◆ What this task involves:
Every record must appear in your copy exactly as written, with no pictures.

◆ Records for this task:
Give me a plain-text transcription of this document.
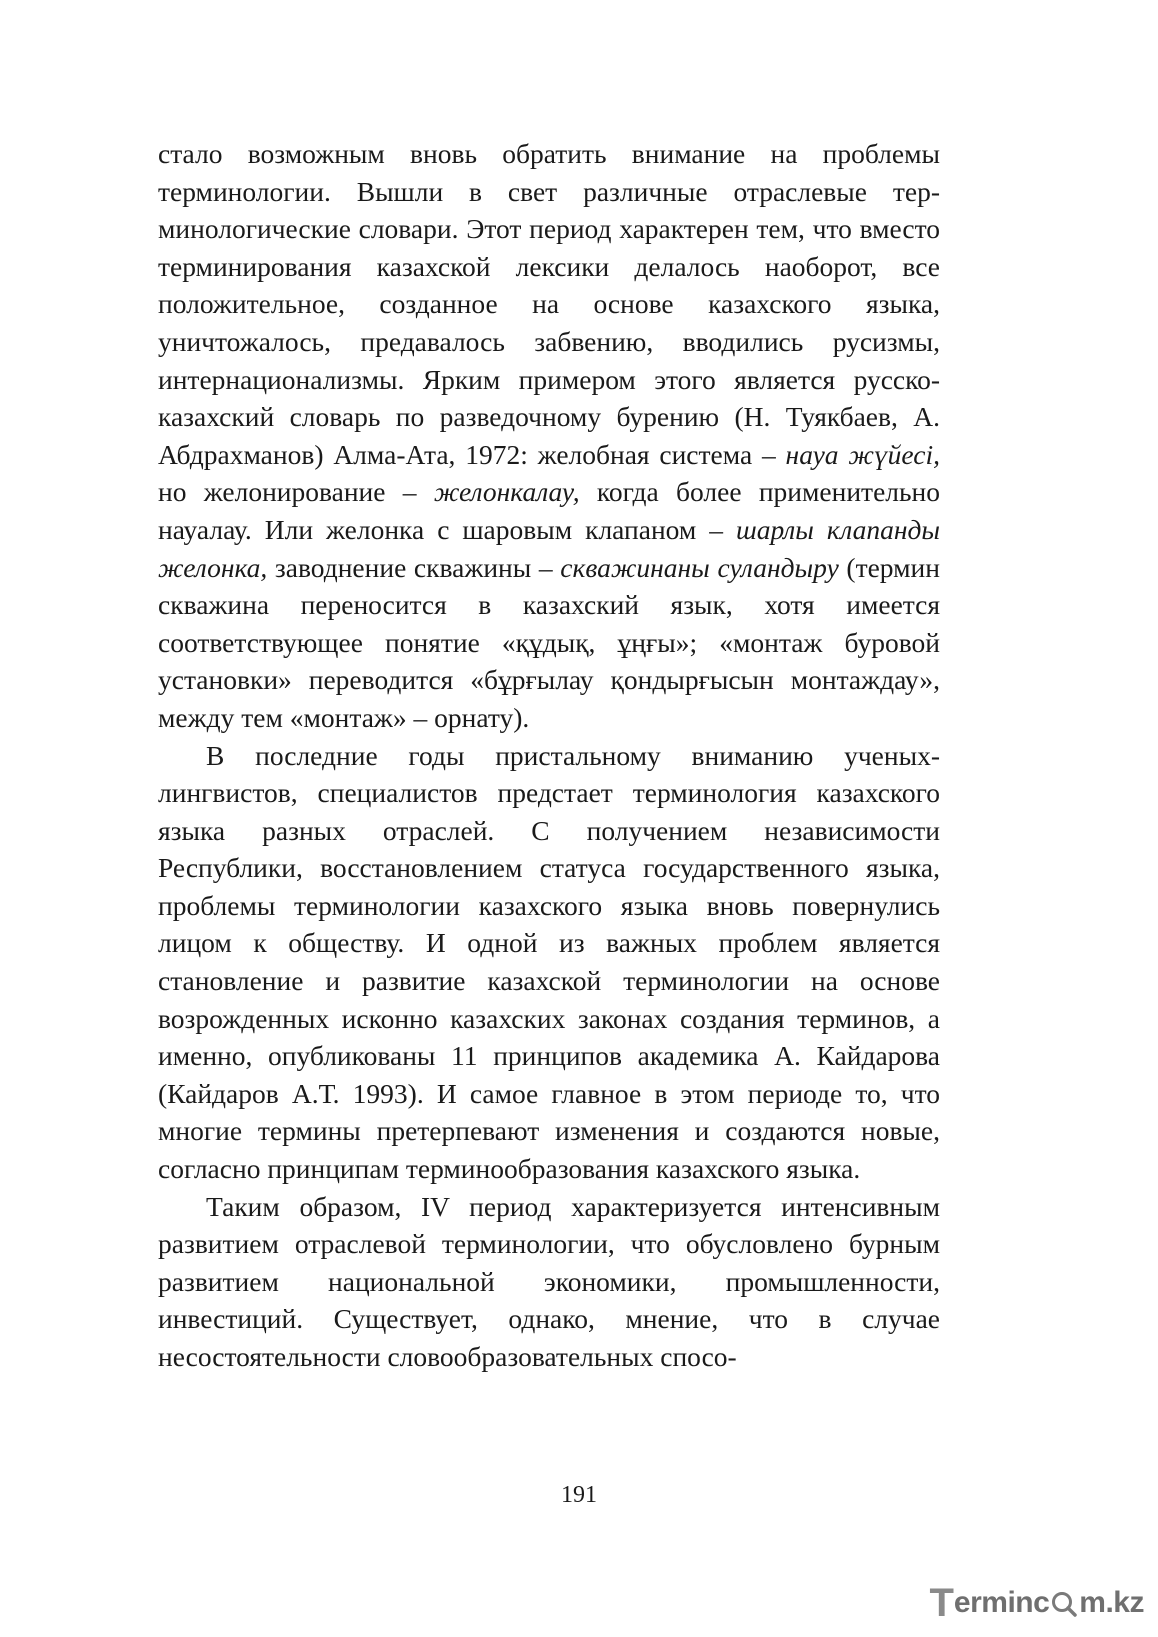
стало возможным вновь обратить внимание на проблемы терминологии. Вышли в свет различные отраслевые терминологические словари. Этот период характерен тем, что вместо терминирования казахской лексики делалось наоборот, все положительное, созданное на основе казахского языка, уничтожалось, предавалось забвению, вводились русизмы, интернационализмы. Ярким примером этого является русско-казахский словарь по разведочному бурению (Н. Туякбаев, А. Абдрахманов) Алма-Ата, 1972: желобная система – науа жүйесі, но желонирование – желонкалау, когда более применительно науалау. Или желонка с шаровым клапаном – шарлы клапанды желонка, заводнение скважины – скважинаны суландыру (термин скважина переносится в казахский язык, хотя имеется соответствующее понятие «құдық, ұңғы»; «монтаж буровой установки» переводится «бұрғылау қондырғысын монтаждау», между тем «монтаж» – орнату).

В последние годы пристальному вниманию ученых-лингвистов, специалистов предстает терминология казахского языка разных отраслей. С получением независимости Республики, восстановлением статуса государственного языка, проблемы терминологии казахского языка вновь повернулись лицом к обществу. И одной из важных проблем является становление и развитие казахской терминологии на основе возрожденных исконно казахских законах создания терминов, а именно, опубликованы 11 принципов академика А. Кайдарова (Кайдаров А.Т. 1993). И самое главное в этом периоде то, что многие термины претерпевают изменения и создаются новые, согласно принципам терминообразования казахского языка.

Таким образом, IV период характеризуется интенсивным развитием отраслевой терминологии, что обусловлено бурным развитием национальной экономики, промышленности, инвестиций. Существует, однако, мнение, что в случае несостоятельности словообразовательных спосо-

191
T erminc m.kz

◆ Result below:
Give me a plain-text transcription of this document.
стало возможным вновь обратить внимание на проблемы терминологии. Вышли в свет различные отраслевые терминологические словари. Этот период характерен тем, что вместо терминирования казахской лексики делалось наоборот, все положительное, созданное на основе казахского языка, уничтожалось, предавалось забвению, вводились русизмы, интернационализмы. Ярким примером этого является русско-казахский словарь по разведочному бурению (Н. Туякбаев, А. Абдрахманов) Алма-Ата, 1972: желобная система – науа жүйесі, но желонирование – желонкалау, когда более применительно науалау. Или желонка с шаровым клапаном – шарлы клапанды желонка, заводнение скважины – скважинаны суландыру (термин скважина переносится в казахский язык, хотя имеется соответствующее понятие «құдық, ұңғы»; «монтаж буровой установки» переводится «бұрғылау қондырғысын монтаждау», между тем «монтаж» – орнату).

В последние годы пристальному вниманию ученых-лингвистов, специалистов предстает терминология казахского языка разных отраслей. С получением независимости Республики, восстановлением статуса государственного языка, проблемы терминологии казахского языка вновь повернулись лицом к обществу. И одной из важных проблем является становление и развитие казахской терминологии на основе возрожденных исконно казахских законах создания терминов, а именно, опубликованы 11 принципов академика А. Кайдарова (Кайдаров А.Т. 1993). И самое главное в этом периоде то, что многие термины претерпевают изменения и создаются новые, согласно принципам терминообразования казахского языка.

Таким образом, IV период характеризуется интенсивным развитием отраслевой терминологии, что обусловлено бурным развитием национальной экономики, промышленности, инвестиций. Существует, однако, мнение, что в случае несостоятельности словообразовательных спосо-

191
T erminc m.kz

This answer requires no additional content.